• Dataset records:
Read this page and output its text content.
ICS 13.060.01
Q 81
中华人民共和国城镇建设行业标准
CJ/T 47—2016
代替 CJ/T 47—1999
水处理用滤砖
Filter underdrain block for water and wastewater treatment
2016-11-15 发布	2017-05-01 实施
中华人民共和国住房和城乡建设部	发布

• Goal:
Every entry should be output exactly as written, please.

• Solution for this problem:
Read this page and output its text content.
ICS 13.060.01
Q 81
中华人民共和国城镇建设行业标准
CJ/T 47—2016
代替 CJ/T 47—1999
水处理用滤砖
Filter underdrain block for water and wastewater treatment
2016-11-15 发布	2017-05-01 实施
中华人民共和国住房和城乡建设部	发布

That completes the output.